> _Tasks to carry out_
1. Reproduce everything in the forum post on flavonoids and glycation from "Date: March 17, 2007" down to "not processed garbage.".
2. Using the forum post on flavonoids and glycation, answer these:
(a) On what date was the post made?
(b) At what glucose concentration was the collagen incubated?
(c) By what method was pentosidine measured?
3. Write the next part of the forum post on flavonoids and glycation, picking up from its last line.

> _Page excerpt_
☆ ☆ ☆ ☆

Posted by: arugula ()
Date: March 17, 2007 11:42PM

I had previously stirred up some concern with fructose and glycation, I had also suggested that this might be a problem only with pure fructose, and there were protective substances in fruits that might cancel the negative effects. Here are a few studies to confirm. In case you wanted to know more about rutin, it's found in many fruits and vegetables.

see the bottom of the page here for rutin sources:

basically all the flavonoids or bioflavonoids will be protective, just eat your fruits and veggies and not processed garbage.


Eur J Nutr. 2007 Mar 13; [Epub ahead of print]

Flavonoids inhibit the formation of the cross-linking AGE pentosidine in
collagen incubated with glucose, according to their structure.

Urios P, Grigorova-Borsos AM, Sternberg M.

Equipe de recherche "Proteines modifiees, proteases et physiopathologie de
l'endothelium vasculaire", Dept. de Biochimie, Faculte de Medecine & Laboratoire
de Pharmacologie, Faculte de Pharmacie, Universite Rene Descartes, Paris,

BACKGROUND: Glycoxidation of collagens contributes to development of vascular
complications in diabetes. AIM OF THE STUDY: Since flavonoids are potent
antioxidants present in vegetal foods, it was interesting to examine their
effect on the formation of a cross-linking advanced glycation endproduct,
pentosidine, in collagens. METHODS: Collagen was incubated with glucose (250
mM), in the presence of different flavonoids. Pentosidine was measured by HPLC,
hydroxyproline colorimetrically. RESULTS: Monomeric flavonoids (25 and 250
microM) markedly reduced pentosidine/hydroxyproline values in a concentration-
and structure-dependent manner. In decreasing order of their specific inhibitory
activity, they rank as follows: myricetin >/= quercetin > rutin > (+)catechin >
kaempferol. Thus 3'-OH or 4-oxo + Delta(2-3) increase the inhibitory activity;
conjugation by Rha-Glc on 3-OH decreases it. Procyanidin oligomers from grape
seed were more active than pine bark procyanidin oligomers: this may be related
to the galloyl residues present in grape seed oligomers only. Procyanidin
oligomers are known to be cleaved into monomers in the gastric milieu and
monomeric flavonoids to be absorbed and recovered at micromolar concentrations
(with a long plasmatic half-life) in extracellular fluids, in contact with
collagens. CONCLUSION: Flavonoids are very potent inhibitors of pentosidine
formation in collagens. They are active at micromolar concentrations; these
might be achieved in plasma of diabetic patients after oral intake of natural

PMID: 17356796 [PubMed - as supplied by publisher]


J Nutr Biochem. 2006 Aug;17(8):531-40. Epub 2005 Oct 28.

☆ ☆ ☆ ☆

> _Entries supplied_

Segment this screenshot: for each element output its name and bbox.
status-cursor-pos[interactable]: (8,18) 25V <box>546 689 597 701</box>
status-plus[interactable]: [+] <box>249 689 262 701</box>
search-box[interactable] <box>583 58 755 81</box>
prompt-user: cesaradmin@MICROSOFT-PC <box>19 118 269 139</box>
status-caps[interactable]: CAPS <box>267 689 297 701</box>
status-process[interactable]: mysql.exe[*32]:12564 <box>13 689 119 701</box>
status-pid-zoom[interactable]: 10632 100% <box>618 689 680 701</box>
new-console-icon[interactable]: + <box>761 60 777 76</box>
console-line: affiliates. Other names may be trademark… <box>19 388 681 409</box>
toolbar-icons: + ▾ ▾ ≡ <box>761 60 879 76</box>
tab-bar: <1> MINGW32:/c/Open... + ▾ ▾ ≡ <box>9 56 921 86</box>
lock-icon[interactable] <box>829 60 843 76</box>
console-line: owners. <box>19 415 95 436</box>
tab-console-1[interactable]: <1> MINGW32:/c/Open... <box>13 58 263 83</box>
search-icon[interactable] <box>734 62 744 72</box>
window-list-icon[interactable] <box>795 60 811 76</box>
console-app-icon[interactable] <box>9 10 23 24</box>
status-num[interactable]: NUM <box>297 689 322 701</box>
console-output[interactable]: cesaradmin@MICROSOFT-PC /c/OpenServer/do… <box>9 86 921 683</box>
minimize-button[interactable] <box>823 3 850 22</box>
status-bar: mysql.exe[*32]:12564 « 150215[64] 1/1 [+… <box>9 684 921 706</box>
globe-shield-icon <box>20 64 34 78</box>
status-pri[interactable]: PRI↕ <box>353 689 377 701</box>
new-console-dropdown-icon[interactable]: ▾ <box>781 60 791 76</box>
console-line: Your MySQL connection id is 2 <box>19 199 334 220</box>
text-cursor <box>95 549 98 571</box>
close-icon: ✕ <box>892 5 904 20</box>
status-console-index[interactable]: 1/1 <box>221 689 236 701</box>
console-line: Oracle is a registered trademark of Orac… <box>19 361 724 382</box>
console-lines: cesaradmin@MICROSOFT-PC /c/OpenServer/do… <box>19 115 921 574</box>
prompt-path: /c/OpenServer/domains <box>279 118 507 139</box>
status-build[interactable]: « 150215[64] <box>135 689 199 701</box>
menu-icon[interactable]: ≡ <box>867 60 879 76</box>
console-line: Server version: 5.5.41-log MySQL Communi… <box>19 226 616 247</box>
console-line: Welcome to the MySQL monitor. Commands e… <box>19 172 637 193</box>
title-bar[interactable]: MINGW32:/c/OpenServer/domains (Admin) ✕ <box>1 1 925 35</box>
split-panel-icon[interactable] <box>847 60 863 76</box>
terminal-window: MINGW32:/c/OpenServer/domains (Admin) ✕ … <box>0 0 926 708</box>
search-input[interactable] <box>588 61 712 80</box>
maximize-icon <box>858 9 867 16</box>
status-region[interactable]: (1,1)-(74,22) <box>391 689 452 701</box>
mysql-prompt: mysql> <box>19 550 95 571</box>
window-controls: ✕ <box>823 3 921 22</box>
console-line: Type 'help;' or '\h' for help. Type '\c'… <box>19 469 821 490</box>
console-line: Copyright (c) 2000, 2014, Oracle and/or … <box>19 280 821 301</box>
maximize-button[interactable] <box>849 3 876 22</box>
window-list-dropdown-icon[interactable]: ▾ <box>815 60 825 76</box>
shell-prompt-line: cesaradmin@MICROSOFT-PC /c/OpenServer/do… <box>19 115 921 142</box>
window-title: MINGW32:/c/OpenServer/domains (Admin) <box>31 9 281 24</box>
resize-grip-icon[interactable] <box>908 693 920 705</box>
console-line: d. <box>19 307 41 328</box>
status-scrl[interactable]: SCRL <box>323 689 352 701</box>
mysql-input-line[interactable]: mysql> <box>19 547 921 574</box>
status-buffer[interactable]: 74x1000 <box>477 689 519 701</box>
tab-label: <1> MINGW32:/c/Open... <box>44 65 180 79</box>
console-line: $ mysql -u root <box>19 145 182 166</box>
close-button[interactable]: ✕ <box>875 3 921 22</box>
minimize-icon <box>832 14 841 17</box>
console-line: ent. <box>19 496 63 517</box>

☆ ☆ ☆ ☆

> _Responses to the tasks_
1.
Date: March 17, 2007 11:42PM

I had previously stirred up some concern with fructose and glycation, I had also suggested that this might be a problem only with pure fructose, and there were protective substances in fruits that might cancel the negative effects. Here are a few studies to confirm. In case you wanted to know more about rutin, it's found in many fruits and vegetables.

see the bottom of the page here for rutin sources:

basically all the flavonoids or bioflavonoids will be protective, just eat your fruits and veggies and not processed garbage.

2.
(a) March 17, 2007, at 11:42PM
(b) 250 mM
(c) By HPLC

3.
Inhibition of advanced glycation end product formation on collagen by rutin and
its metabolites.

Cervantes-Laurean D, Schramm DD, Jacobson EL, Halaweish I, Bruckner GG,
Boissonneault GA.

Department of Pharmacology and Toxicology, College of Pharmacy, Arizona Cancer
Center, University of Arizona, Tucson, AZ 85724, USA.

Several lines of evidence suggest that rutin, flavonoid in fruits and
vegetables, or one of its metabolites may effectively modulate advanced
glycation end product (AGE) formation. Following ingestion, rutin forms
metabolites that include 3,4-dihydroxyphenylacetic acid (3,4-DHPAA),
3,4-dihydroxytoluene (3,4-DHT), m-hydroxyphenylacetic acid (m-HPAA),
3-methoxy-4-hydroxyphenylacetic acid (homovanillic acid, HVA) and
3,5,7,3',5'-pentahydroxyflavonol (quercetin). We studied the effects of rutin
and its metabolites on the formation of AGE biomarkers such as pentosidine,
collagen-linked fluorescence, N(epsilon)-carboxymethyllysine (CML) adducts,
glucose autoxidation and collagen glycation, using an in vitro model where
collagen I was incubated with glucose. Rutin metabolites containing vicinyl
dihydroxyl groups, i.e., 3,4-DHT, 3,4-DHPAA and quercetin, inhibited the
formation of pentosidine and fluorescent adducts, glucose autoxidation and
glycation of collagen I in a dose-dependent manner, whereas non-vicinyl
dihydroxyl group-containing metabolites, i.e., HVA and m-HPAA, were much less
effective. All five metabolites of rutin effectively inhibited CML formation. In
contrast, during the initial stages of glycation and fluorescent AGE product
accumulation, only vicinyl hydroxyl group-containing rutin metabolites were
effective. These studies demonstrate that rutin and circulating metabolites of
rutin can inhibit early glycation product formation, including both fluorescent
and nonfluorescent AGEs induced by glucose glycation of collagen I in vitro.
These effects likely contribute to the beneficial health effects associated with
rutin consumption.

Publication Types:
Research Support, N.I.H., Extramural
Research Support, Non-U.S. Gov't

PMID: 16443355 [PubMed - indexed for MEDLINE]

J Agric Food Chem. 2005 Apr 20;53(8):3167-73.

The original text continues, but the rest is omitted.